* Dataset records:
*****
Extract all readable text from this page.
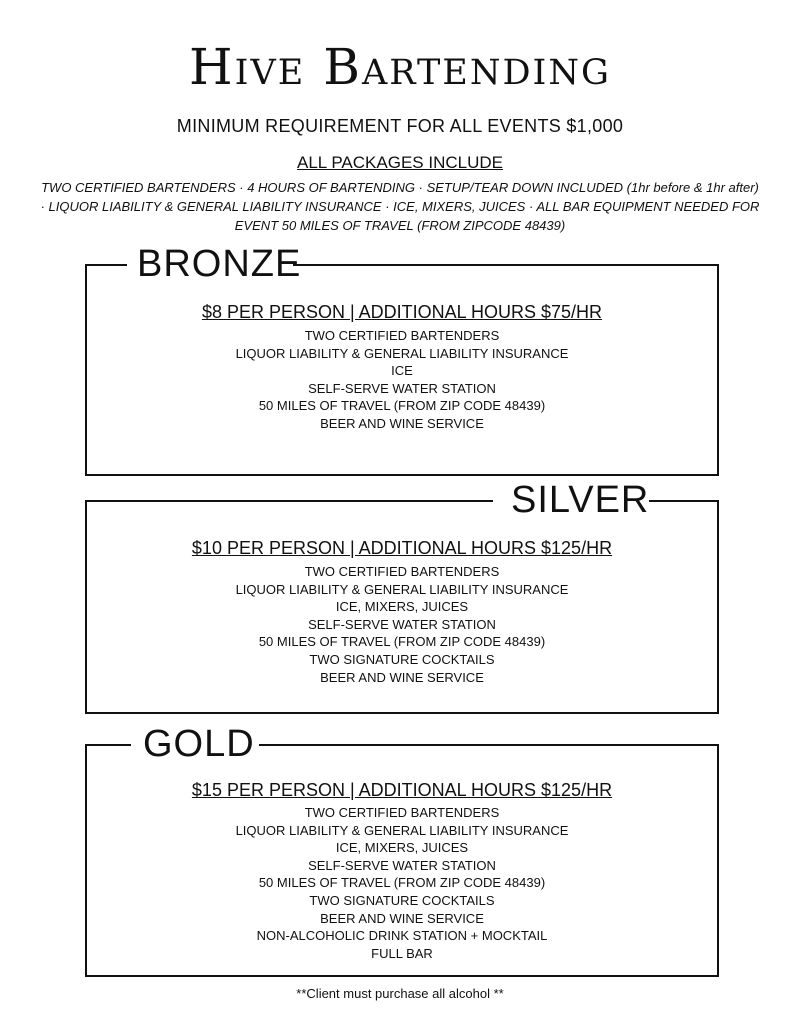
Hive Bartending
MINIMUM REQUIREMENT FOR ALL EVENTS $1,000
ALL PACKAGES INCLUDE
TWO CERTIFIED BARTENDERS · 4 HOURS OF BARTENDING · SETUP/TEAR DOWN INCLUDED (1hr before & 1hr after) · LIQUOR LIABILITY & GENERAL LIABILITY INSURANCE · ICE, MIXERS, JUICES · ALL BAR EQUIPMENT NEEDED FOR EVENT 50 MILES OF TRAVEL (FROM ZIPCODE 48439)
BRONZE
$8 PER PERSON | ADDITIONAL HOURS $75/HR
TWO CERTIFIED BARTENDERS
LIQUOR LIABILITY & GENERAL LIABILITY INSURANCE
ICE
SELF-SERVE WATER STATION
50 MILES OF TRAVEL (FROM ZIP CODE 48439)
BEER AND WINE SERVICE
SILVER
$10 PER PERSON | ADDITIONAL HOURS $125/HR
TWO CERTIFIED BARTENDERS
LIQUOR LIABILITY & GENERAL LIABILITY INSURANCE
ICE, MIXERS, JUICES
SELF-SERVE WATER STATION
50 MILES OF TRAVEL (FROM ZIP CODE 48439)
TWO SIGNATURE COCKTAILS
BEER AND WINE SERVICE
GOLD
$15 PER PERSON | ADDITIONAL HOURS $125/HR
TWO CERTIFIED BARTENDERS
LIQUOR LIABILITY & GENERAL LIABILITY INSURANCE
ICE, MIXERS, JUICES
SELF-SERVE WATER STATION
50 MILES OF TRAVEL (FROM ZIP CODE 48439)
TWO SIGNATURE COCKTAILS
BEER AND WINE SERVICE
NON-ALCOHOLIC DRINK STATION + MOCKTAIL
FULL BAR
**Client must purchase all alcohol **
*****
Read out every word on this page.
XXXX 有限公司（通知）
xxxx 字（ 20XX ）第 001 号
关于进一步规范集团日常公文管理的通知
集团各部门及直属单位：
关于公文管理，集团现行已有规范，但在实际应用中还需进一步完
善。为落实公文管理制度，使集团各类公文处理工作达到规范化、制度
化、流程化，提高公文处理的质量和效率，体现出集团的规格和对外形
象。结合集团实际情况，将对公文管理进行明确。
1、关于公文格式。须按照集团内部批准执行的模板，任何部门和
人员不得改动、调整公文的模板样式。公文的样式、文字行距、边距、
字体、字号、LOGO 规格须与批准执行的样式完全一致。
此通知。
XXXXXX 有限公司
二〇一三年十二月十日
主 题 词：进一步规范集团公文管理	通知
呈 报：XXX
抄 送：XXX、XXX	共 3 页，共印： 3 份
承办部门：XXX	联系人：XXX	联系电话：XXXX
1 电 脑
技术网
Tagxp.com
*****
* Objective: Return the lines of the records that include the string "HOURS".

* Response to this exercise:
TWO CERTIFIED BARTENDERS · 4 HOURS OF BARTENDING · SETUP/TEAR DOWN INCLUDED (1hr before & 1hr after) · LIQUOR LIABILITY & GENERAL LIABILITY INSURANCE · ICE, MIXERS, JUICES · ALL BAR EQUIPMENT NEEDED FOR EVENT 50 MILES OF TRAVEL (FROM ZIPCODE 48439)
$8 PER PERSON | ADDITIONAL HOURS $75/HR
$10 PER PERSON | ADDITIONAL HOURS $125/HR
$15 PER PERSON | ADDITIONAL HOURS $125/HR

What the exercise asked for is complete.